* INSTRUCTIONS FOR THE TASK *
Using the listing below, please gather every line containing the word "chevron".

Stored entries:
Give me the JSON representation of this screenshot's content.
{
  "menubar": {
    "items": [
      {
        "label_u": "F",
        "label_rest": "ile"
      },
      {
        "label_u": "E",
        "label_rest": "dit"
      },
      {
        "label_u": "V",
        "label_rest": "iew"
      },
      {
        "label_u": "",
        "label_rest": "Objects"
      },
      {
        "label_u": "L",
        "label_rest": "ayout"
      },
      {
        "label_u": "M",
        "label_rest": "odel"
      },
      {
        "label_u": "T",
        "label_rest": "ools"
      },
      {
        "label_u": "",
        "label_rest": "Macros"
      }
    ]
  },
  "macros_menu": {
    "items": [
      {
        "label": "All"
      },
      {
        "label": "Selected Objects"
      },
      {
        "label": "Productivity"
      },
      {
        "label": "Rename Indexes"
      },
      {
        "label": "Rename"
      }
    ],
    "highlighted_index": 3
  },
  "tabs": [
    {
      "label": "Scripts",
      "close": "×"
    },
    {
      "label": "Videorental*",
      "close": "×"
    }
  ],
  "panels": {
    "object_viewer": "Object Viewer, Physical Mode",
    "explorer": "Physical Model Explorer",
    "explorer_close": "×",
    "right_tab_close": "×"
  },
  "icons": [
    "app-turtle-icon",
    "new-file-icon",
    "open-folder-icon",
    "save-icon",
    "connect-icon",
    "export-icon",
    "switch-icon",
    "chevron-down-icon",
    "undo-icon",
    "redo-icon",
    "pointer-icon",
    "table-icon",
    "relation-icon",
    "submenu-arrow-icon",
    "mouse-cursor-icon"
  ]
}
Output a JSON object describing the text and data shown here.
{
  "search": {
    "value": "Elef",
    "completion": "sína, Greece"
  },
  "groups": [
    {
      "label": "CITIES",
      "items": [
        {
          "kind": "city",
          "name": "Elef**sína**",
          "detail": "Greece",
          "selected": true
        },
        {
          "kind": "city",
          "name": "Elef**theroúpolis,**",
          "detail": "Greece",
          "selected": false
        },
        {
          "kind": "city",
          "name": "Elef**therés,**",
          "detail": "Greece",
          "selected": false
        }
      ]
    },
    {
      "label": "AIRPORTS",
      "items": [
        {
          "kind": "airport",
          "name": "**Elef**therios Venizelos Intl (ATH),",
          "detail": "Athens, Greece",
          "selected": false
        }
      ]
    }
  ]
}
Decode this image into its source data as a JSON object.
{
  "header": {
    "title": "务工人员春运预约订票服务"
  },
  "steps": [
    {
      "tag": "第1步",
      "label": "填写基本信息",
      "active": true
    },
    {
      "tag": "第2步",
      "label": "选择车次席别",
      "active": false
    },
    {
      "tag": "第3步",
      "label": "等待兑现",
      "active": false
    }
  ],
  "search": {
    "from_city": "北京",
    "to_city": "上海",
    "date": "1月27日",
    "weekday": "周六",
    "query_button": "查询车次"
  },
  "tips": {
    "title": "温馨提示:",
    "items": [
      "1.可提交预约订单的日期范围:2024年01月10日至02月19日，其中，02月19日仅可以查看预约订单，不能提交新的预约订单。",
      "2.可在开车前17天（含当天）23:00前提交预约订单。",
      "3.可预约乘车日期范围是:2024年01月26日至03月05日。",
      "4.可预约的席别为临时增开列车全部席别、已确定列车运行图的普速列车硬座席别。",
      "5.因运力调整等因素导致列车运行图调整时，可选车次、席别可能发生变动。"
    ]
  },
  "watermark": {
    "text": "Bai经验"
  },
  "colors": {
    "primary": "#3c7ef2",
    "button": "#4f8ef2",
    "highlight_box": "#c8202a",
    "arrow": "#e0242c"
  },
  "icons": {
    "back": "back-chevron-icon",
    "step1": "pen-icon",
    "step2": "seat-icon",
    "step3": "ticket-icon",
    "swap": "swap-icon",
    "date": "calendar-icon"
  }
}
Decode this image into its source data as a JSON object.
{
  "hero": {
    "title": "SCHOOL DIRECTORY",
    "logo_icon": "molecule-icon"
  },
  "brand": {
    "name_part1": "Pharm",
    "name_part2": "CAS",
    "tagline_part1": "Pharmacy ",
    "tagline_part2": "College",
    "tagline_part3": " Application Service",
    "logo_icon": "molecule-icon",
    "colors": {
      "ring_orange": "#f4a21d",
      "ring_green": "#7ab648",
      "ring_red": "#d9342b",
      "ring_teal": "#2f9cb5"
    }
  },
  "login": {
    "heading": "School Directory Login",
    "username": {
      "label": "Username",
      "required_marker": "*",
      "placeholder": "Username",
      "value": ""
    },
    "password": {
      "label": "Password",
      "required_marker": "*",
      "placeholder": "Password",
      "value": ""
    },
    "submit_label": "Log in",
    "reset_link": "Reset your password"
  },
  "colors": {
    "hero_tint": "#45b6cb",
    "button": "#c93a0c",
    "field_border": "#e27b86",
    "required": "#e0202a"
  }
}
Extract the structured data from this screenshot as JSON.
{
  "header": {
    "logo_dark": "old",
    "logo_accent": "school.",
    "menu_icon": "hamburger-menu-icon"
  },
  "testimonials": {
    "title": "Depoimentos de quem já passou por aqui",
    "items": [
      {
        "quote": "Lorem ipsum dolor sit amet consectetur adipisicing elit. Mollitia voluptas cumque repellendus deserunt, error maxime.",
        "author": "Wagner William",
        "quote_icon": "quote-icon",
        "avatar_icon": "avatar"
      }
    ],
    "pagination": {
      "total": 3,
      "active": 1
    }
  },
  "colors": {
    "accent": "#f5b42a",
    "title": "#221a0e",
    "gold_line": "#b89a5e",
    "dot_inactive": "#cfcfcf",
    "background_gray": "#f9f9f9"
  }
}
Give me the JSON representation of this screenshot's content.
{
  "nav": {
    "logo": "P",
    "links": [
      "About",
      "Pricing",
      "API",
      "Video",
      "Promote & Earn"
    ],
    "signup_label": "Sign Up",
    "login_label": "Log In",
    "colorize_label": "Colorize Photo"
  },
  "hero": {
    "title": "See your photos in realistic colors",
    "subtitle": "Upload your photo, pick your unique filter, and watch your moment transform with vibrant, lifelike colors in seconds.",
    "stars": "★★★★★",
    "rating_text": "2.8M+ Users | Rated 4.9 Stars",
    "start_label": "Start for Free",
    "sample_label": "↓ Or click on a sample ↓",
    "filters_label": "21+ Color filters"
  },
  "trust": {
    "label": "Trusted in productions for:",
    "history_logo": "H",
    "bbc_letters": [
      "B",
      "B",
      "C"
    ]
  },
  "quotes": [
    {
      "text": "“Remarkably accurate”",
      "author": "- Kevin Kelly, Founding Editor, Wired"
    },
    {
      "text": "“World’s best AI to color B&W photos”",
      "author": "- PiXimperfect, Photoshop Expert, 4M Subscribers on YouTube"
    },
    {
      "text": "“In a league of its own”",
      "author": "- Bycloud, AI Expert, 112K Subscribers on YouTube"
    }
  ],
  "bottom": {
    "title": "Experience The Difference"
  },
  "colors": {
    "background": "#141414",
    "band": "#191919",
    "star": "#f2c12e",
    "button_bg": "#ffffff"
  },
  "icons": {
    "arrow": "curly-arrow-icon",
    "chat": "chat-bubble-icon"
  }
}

* SOLUTION *
    "chevron-down-icon",
    "back": "back-chevron-icon",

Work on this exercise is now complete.